**Work to complete**
Please reproduce every record, keeping each one exactly as written.

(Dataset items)
>>>>>

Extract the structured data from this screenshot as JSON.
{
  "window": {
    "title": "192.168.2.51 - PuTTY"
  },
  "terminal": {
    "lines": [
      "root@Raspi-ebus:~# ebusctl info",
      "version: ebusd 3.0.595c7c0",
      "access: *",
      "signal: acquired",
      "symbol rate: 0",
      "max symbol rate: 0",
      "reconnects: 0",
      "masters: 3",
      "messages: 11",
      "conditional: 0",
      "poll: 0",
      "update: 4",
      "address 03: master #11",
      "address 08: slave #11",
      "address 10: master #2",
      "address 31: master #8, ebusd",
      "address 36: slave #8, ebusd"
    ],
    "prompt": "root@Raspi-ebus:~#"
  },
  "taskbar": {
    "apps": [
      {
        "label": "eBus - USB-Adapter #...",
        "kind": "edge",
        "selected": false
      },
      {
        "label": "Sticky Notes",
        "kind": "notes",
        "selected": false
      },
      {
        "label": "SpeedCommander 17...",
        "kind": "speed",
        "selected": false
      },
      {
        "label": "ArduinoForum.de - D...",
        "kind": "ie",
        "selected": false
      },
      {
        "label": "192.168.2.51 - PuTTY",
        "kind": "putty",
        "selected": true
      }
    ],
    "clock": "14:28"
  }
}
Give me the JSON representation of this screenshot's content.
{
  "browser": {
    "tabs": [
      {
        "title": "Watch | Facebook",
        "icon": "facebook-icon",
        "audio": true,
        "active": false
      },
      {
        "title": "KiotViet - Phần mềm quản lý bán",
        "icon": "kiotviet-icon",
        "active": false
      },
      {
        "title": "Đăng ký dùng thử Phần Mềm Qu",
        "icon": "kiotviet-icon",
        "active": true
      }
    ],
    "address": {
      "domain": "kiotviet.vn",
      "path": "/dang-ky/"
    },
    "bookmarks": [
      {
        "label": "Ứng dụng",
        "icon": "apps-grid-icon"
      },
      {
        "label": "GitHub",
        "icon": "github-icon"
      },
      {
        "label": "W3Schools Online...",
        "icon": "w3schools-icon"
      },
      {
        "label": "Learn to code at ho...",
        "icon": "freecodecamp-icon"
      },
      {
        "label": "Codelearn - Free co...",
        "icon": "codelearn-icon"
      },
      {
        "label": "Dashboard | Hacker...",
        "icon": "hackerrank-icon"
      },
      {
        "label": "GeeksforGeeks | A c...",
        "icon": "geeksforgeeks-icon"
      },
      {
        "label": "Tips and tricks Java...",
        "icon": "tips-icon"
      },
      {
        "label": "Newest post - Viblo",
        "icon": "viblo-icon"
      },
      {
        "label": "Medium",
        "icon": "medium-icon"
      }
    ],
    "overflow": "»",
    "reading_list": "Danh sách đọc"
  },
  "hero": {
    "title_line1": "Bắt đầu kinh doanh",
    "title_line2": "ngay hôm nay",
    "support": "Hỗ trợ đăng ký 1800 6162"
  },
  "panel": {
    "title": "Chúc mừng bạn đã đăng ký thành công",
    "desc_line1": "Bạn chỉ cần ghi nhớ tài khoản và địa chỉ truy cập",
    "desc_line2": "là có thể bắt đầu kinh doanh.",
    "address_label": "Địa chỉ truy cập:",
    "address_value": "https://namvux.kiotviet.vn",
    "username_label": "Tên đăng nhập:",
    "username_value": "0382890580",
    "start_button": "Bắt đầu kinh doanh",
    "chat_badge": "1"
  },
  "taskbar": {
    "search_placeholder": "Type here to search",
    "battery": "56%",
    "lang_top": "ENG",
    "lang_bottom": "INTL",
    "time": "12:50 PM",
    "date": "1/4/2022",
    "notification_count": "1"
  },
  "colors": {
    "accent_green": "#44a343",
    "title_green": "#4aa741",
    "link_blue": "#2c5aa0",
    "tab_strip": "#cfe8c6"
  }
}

<<<<<

**Completed task**
Extract the structured data from this screenshot as JSON.
{
  "window": {
    "title": "192.168.2.51 - PuTTY"
  },
  "terminal": {
    "lines": [
      "root@Raspi-ebus:~# ebusctl info",
      "version: ebusd 3.0.595c7c0",
      "access: *",
      "signal: acquired",
      "symbol rate: 0",
      "max symbol rate: 0",
      "reconnects: 0",
      "masters: 3",
      "messages: 11",
      "conditional: 0",
      "poll: 0",
      "update: 4",
      "address 03: master #11",
      "address 08: slave #11",
      "address 10: master #2",
      "address 31: master #8, ebusd",
      "address 36: slave #8, ebusd"
    ],
    "prompt": "root@Raspi-ebus:~#"
  },
  "taskbar": {
    "apps": [
      {
        "label": "eBus - USB-Adapter #...",
        "kind": "edge",
        "selected": false
      },
      {
        "label": "Sticky Notes",
        "kind": "notes",
        "selected": false
      },
      {
        "label": "SpeedCommander 17...",
        "kind": "speed",
        "selected": false
      },
      {
        "label": "ArduinoForum.de - D...",
        "kind": "ie",
        "selected": false
      },
      {
        "label": "192.168.2.51 - PuTTY",
        "kind": "putty",
        "selected": true
      }
    ],
    "clock": "14:28"
  }
}
Give me the JSON representation of this screenshot's content.
{
  "browser": {
    "tabs": [
      {
        "title": "Watch | Facebook",
        "icon": "facebook-icon",
        "audio": true,
        "active": false
      },
      {
        "title": "KiotViet - Phần mềm quản lý bán",
        "icon": "kiotviet-icon",
        "active": false
      },
      {
        "title": "Đăng ký dùng thử Phần Mềm Qu",
        "icon": "kiotviet-icon",
        "active": true
      }
    ],
    "address": {
      "domain": "kiotviet.vn",
      "path": "/dang-ky/"
    },
    "bookmarks": [
      {
        "label": "Ứng dụng",
        "icon": "apps-grid-icon"
      },
      {
        "label": "GitHub",
        "icon": "github-icon"
      },
      {
        "label": "W3Schools Online...",
        "icon": "w3schools-icon"
      },
      {
        "label": "Learn to code at ho...",
        "icon": "freecodecamp-icon"
      },
      {
        "label": "Codelearn - Free co...",
        "icon": "codelearn-icon"
      },
      {
        "label": "Dashboard | Hacker...",
        "icon": "hackerrank-icon"
      },
      {
        "label": "GeeksforGeeks | A c...",
        "icon": "geeksforgeeks-icon"
      },
      {
        "label": "Tips and tricks Java...",
        "icon": "tips-icon"
      },
      {
        "label": "Newest post - Viblo",
        "icon": "viblo-icon"
      },
      {
        "label": "Medium",
        "icon": "medium-icon"
      }
    ],
    "overflow": "»",
    "reading_list": "Danh sách đọc"
  },
  "hero": {
    "title_line1": "Bắt đầu kinh doanh",
    "title_line2": "ngay hôm nay",
    "support": "Hỗ trợ đăng ký 1800 6162"
  },
  "panel": {
    "title": "Chúc mừng bạn đã đăng ký thành công",
    "desc_line1": "Bạn chỉ cần ghi nhớ tài khoản và địa chỉ truy cập",
    "desc_line2": "là có thể bắt đầu kinh doanh.",
    "address_label": "Địa chỉ truy cập:",
    "address_value": "https://namvux.kiotviet.vn",
    "username_label": "Tên đăng nhập:",
    "username_value": "0382890580",
    "start_button": "Bắt đầu kinh doanh",
    "chat_badge": "1"
  },
  "taskbar": {
    "search_placeholder": "Type here to search",
    "battery": "56%",
    "lang_top": "ENG",
    "lang_bottom": "INTL",
    "time": "12:50 PM",
    "date": "1/4/2022",
    "notification_count": "1"
  },
  "colors": {
    "accent_green": "#44a343",
    "title_green": "#4aa741",
    "link_blue": "#2c5aa0",
    "tab_strip": "#cfe8c6"
  }
}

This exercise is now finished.